== Task description ==
Copy the records below exactly, leaving out any pictures.

╭──

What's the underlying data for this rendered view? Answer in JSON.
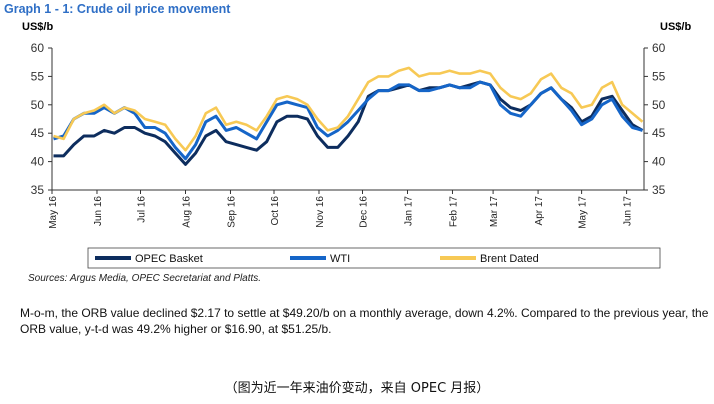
{
  "title": "Graph 1 - 1: Crude oil price movement",
  "source": "Sources: Argus Media, OPEC Secretariat and Platts.",
  "paragraph": "M-o-m, the ORB value declined $2.17 to settle at $49.20/b on a monthly average, down 4.2%. Compared to the previous year, the ORB value, y-t-d was 49.2% higher or $16.90, at $51.25/b.",
  "caption": "（图为近一年来油价变动，来自 OPEC 月报）",
  "chart_data": {
    "type": "line",
    "title": "Graph 1 - 1: Crude oil price movement",
    "ylabel_left": "US$/b",
    "ylabel_right": "US$/b",
    "ylim": [
      35,
      60
    ],
    "yticks": [
      35,
      40,
      45,
      50,
      55,
      60
    ],
    "xlim": [
      "2016-05-01",
      "2017-06-13"
    ],
    "xtick_labels": [
      "May 16",
      "Jun 16",
      "Jul 16",
      "Aug 16",
      "Sep 16",
      "Oct 16",
      "Nov 16",
      "Dec 16",
      "Jan 17",
      "Feb 17",
      "Mar 17",
      "Apr 17",
      "May 17",
      "Jun 17"
    ],
    "xtick_dates": [
      "2016-05-01",
      "2016-06-01",
      "2016-07-01",
      "2016-08-01",
      "2016-09-01",
      "2016-10-01",
      "2016-11-01",
      "2016-12-01",
      "2017-01-01",
      "2017-02-01",
      "2017-03-01",
      "2017-04-01",
      "2017-05-01",
      "2017-06-01"
    ],
    "grid": false,
    "legend": "bottom",
    "x_start": "2016-05-02",
    "x_step_days": 7,
    "series": [
      {
        "name": "OPEC Basket",
        "color": "#0d2d5e",
        "values": [
          41,
          41,
          43,
          44.5,
          44.5,
          45.5,
          45,
          46,
          46,
          45,
          44.5,
          43.5,
          41.5,
          39.5,
          41.5,
          44.5,
          45.5,
          43.5,
          43,
          42.5,
          42,
          43.5,
          47,
          48,
          48,
          47.5,
          44.5,
          42.5,
          42.5,
          44.5,
          47,
          51.5,
          52.5,
          52.5,
          53,
          53.5,
          52.5,
          53,
          53,
          53.5,
          53,
          53.5,
          54,
          53.5,
          51,
          49.5,
          49,
          50,
          52,
          53,
          51,
          49.5,
          47,
          48,
          51,
          51.5,
          49,
          46.5,
          45.5
        ]
      },
      {
        "name": "WTI",
        "color": "#1565c8",
        "values": [
          44,
          44.5,
          47.5,
          48.5,
          48.5,
          49.5,
          48.5,
          49.5,
          48.5,
          46,
          46,
          45,
          42.5,
          40.5,
          43,
          47,
          48,
          45.5,
          46,
          45,
          44,
          47,
          50,
          50.5,
          50,
          49.5,
          46,
          44.5,
          45.5,
          47,
          49,
          51,
          52.5,
          52.5,
          53.5,
          53.5,
          52.5,
          52.5,
          53,
          53.5,
          53,
          53,
          54,
          53.5,
          50,
          48.5,
          48,
          50,
          52,
          53,
          51,
          49,
          46.5,
          47.5,
          50,
          51,
          48,
          46,
          45.5
        ]
      },
      {
        "name": "Brent Dated",
        "color": "#f7c955",
        "values": [
          44.5,
          44,
          47.5,
          48.5,
          49,
          50,
          48.5,
          49.5,
          49,
          47.5,
          47,
          46.5,
          44,
          42,
          44.5,
          48.5,
          49.5,
          46.5,
          47,
          46.5,
          45.5,
          48,
          51,
          51.5,
          51,
          50,
          47.5,
          45.5,
          46,
          48,
          51,
          54,
          55,
          55,
          56,
          56.5,
          55,
          55.5,
          55.5,
          56,
          55.5,
          55.5,
          56,
          55.5,
          53,
          51.5,
          51,
          52,
          54.5,
          55.5,
          53,
          52,
          49.5,
          50,
          53,
          54,
          50,
          48.5,
          47
        ]
      }
    ]
  }
}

╰──

== Written answer ==
What's the underlying data for this rendered view? Answer in JSON.
{
  "title": "Graph 1 - 1: Crude oil price movement",
  "source": "Sources: Argus Media, OPEC Secretariat and Platts.",
  "paragraph": "M-o-m, the ORB value declined $2.17 to settle at $49.20/b on a monthly average, down 4.2%. Compared to the previous year, the ORB value, y-t-d was 49.2% higher or $16.90, at $51.25/b.",
  "caption": "（图为近一年来油价变动，来自 OPEC 月报）",
  "chart_data": {
    "type": "line",
    "title": "Graph 1 - 1: Crude oil price movement",
    "ylabel_left": "US$/b",
    "ylabel_right": "US$/b",
    "ylim": [
      35,
      60
    ],
    "yticks": [
      35,
      40,
      45,
      50,
      55,
      60
    ],
    "xlim": [
      "2016-05-01",
      "2017-06-13"
    ],
    "xtick_labels": [
      "May 16",
      "Jun 16",
      "Jul 16",
      "Aug 16",
      "Sep 16",
      "Oct 16",
      "Nov 16",
      "Dec 16",
      "Jan 17",
      "Feb 17",
      "Mar 17",
      "Apr 17",
      "May 17",
      "Jun 17"
    ],
    "xtick_dates": [
      "2016-05-01",
      "2016-06-01",
      "2016-07-01",
      "2016-08-01",
      "2016-09-01",
      "2016-10-01",
      "2016-11-01",
      "2016-12-01",
      "2017-01-01",
      "2017-02-01",
      "2017-03-01",
      "2017-04-01",
      "2017-05-01",
      "2017-06-01"
    ],
    "grid": false,
    "legend": "bottom",
    "x_start": "2016-05-02",
    "x_step_days": 7,
    "series": [
      {
        "name": "OPEC Basket",
        "color": "#0d2d5e",
        "values": [
          41,
          41,
          43,
          44.5,
          44.5,
          45.5,
          45,
          46,
          46,
          45,
          44.5,
          43.5,
          41.5,
          39.5,
          41.5,
          44.5,
          45.5,
          43.5,
          43,
          42.5,
          42,
          43.5,
          47,
          48,
          48,
          47.5,
          44.5,
          42.5,
          42.5,
          44.5,
          47,
          51.5,
          52.5,
          52.5,
          53,
          53.5,
          52.5,
          53,
          53,
          53.5,
          53,
          53.5,
          54,
          53.5,
          51,
          49.5,
          49,
          50,
          52,
          53,
          51,
          49.5,
          47,
          48,
          51,
          51.5,
          49,
          46.5,
          45.5
        ]
      },
      {
        "name": "WTI",
        "color": "#1565c8",
        "values": [
          44,
          44.5,
          47.5,
          48.5,
          48.5,
          49.5,
          48.5,
          49.5,
          48.5,
          46,
          46,
          45,
          42.5,
          40.5,
          43,
          47,
          48,
          45.5,
          46,
          45,
          44,
          47,
          50,
          50.5,
          50,
          49.5,
          46,
          44.5,
          45.5,
          47,
          49,
          51,
          52.5,
          52.5,
          53.5,
          53.5,
          52.5,
          52.5,
          53,
          53.5,
          53,
          53,
          54,
          53.5,
          50,
          48.5,
          48,
          50,
          52,
          53,
          51,
          49,
          46.5,
          47.5,
          50,
          51,
          48,
          46,
          45.5
        ]
      },
      {
        "name": "Brent Dated",
        "color": "#f7c955",
        "values": [
          44.5,
          44,
          47.5,
          48.5,
          49,
          50,
          48.5,
          49.5,
          49,
          47.5,
          47,
          46.5,
          44,
          42,
          44.5,
          48.5,
          49.5,
          46.5,
          47,
          46.5,
          45.5,
          48,
          51,
          51.5,
          51,
          50,
          47.5,
          45.5,
          46,
          48,
          51,
          54,
          55,
          55,
          56,
          56.5,
          55,
          55.5,
          55.5,
          56,
          55.5,
          55.5,
          56,
          55.5,
          53,
          51.5,
          51,
          52,
          54.5,
          55.5,
          53,
          52,
          49.5,
          50,
          53,
          54,
          50,
          48.5,
          47
        ]
      }
    ]
  }
}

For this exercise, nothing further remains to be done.